Dataset entries:
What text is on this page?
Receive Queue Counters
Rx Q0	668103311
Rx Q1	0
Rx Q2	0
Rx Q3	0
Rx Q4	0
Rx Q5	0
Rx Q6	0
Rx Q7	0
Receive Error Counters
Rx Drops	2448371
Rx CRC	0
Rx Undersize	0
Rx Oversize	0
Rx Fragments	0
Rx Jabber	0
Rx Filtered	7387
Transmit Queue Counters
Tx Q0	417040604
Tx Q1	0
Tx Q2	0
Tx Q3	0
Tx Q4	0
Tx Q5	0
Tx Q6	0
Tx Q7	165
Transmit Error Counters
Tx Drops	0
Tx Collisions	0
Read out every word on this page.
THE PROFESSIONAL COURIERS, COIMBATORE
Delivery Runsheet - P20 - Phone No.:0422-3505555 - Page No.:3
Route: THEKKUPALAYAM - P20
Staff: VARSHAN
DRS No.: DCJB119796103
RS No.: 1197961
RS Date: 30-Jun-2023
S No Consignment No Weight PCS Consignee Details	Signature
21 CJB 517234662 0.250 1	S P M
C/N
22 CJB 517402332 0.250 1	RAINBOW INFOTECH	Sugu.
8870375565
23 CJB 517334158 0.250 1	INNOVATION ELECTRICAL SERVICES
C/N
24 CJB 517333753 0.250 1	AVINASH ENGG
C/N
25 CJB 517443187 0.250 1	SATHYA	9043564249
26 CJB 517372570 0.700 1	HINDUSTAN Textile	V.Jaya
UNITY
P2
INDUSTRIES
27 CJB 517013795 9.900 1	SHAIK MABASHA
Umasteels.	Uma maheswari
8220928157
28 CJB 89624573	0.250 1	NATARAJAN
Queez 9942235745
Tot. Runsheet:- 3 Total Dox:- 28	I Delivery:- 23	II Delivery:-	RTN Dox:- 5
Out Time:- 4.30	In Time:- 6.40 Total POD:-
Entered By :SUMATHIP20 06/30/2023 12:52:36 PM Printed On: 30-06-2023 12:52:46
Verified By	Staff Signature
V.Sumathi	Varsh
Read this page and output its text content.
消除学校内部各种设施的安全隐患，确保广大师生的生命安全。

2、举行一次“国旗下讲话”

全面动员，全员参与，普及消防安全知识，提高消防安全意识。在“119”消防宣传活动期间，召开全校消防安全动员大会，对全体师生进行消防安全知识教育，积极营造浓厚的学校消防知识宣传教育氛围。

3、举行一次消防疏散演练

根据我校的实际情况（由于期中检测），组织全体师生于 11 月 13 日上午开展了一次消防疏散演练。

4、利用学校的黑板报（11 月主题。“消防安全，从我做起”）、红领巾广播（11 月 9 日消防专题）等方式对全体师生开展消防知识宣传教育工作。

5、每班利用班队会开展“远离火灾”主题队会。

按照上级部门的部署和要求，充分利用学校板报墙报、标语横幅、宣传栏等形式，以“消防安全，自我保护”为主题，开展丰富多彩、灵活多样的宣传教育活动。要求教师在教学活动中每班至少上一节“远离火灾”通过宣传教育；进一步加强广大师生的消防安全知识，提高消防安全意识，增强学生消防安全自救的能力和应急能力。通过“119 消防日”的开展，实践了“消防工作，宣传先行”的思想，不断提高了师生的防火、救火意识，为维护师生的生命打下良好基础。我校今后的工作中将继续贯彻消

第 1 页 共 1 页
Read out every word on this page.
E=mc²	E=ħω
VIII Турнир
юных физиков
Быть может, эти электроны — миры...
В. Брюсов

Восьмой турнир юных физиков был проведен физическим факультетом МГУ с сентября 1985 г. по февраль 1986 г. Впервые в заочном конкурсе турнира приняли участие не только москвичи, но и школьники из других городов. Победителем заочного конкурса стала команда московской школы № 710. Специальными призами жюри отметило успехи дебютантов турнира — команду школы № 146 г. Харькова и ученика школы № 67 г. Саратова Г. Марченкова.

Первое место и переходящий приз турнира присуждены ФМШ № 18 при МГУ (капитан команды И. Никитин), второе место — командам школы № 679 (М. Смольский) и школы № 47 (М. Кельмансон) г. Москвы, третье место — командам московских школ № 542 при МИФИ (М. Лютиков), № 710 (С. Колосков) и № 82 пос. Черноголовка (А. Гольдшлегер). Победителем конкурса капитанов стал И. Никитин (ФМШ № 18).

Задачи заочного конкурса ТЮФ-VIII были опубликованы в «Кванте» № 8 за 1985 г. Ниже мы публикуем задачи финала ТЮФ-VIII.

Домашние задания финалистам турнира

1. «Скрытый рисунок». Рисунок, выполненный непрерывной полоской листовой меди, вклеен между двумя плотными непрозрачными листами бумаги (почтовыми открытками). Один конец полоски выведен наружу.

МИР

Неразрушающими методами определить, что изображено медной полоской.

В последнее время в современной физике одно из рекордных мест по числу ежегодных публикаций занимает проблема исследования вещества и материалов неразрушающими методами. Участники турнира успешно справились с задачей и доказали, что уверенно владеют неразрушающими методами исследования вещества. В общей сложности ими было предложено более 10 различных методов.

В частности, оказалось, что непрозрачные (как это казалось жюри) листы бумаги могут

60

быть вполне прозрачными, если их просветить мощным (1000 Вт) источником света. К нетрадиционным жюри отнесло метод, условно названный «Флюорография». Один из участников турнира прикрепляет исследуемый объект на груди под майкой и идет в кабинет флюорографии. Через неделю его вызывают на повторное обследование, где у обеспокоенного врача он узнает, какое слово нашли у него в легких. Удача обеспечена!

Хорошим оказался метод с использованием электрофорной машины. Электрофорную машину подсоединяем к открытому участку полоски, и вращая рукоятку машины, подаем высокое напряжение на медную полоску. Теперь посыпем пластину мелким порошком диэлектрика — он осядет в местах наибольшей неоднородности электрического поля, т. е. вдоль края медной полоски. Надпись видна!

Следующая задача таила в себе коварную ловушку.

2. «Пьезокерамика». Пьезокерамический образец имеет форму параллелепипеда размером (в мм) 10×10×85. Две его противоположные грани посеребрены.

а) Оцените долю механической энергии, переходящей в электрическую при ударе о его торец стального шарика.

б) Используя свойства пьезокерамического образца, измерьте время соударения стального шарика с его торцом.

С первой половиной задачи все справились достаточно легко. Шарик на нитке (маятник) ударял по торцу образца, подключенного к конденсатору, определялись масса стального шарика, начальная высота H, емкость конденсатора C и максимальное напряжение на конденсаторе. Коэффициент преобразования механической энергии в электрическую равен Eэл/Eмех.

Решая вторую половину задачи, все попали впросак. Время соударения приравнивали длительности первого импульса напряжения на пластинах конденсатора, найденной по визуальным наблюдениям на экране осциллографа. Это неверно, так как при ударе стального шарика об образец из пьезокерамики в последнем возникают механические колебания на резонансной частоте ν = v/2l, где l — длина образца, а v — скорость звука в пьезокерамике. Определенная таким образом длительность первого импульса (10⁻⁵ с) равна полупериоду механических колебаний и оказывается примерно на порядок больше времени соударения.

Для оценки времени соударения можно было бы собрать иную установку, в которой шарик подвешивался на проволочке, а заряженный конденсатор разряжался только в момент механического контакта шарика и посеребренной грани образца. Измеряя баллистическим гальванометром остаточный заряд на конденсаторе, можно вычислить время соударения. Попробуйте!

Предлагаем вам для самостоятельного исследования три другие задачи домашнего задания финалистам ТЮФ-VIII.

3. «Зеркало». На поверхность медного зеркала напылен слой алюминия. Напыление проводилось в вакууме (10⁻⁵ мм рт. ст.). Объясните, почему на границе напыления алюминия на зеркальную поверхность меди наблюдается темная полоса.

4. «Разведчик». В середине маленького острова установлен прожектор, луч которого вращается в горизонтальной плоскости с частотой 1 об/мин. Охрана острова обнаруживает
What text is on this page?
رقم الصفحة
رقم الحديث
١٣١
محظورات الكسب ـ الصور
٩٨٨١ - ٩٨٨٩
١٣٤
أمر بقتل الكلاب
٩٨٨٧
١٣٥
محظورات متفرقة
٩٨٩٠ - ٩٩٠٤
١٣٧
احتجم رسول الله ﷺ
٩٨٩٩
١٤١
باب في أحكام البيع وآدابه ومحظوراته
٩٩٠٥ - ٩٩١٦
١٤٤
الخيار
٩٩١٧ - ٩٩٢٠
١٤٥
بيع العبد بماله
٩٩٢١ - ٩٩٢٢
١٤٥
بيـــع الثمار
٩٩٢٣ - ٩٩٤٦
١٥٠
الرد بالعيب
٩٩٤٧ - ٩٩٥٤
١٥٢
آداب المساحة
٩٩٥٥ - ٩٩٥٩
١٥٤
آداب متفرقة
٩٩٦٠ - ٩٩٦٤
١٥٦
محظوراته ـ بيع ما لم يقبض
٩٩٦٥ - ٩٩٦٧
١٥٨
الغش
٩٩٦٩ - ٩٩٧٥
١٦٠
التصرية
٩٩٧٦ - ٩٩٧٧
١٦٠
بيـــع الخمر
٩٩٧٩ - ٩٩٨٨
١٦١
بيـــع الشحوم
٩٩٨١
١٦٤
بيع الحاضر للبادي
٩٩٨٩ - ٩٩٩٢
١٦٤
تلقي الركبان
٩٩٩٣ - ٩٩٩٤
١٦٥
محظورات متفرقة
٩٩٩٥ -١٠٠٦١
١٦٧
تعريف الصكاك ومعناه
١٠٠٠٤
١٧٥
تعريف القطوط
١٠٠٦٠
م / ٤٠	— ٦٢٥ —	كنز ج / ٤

Required work: Copy out every line of the data that includes "школы".

Exercise result:
Восьмой турнир юных физиков был проведен физическим факультетом МГУ с сентября 1985 г. по февраль 1986 г. Впервые в заочном конкурсе турнира приняли участие не только москвичи, но и школьники из других городов. Победителем заочного конкурса стала команда московской школы № 710. Специальными призами жюри отметило успехи дебютантов турнира — команду школы № 146 г. Харькова и ученика школы № 67 г. Саратова Г. Марченкова.
Первое место и переходящий приз турнира присуждены ФМШ № 18 при МГУ (капитан команды И. Никитин), второе место — командам школы № 679 (М. Смольский) и школы № 47 (М. Кельмансон) г. Москвы, третье место — командам московских школ № 542 при МИФИ (М. Лютиков), № 710 (С. Колосков) и № 82 пос. Черноголовка (А. Гольдшлегер). Победителем конкурса капитанов стал И. Никитин (ФМШ № 18).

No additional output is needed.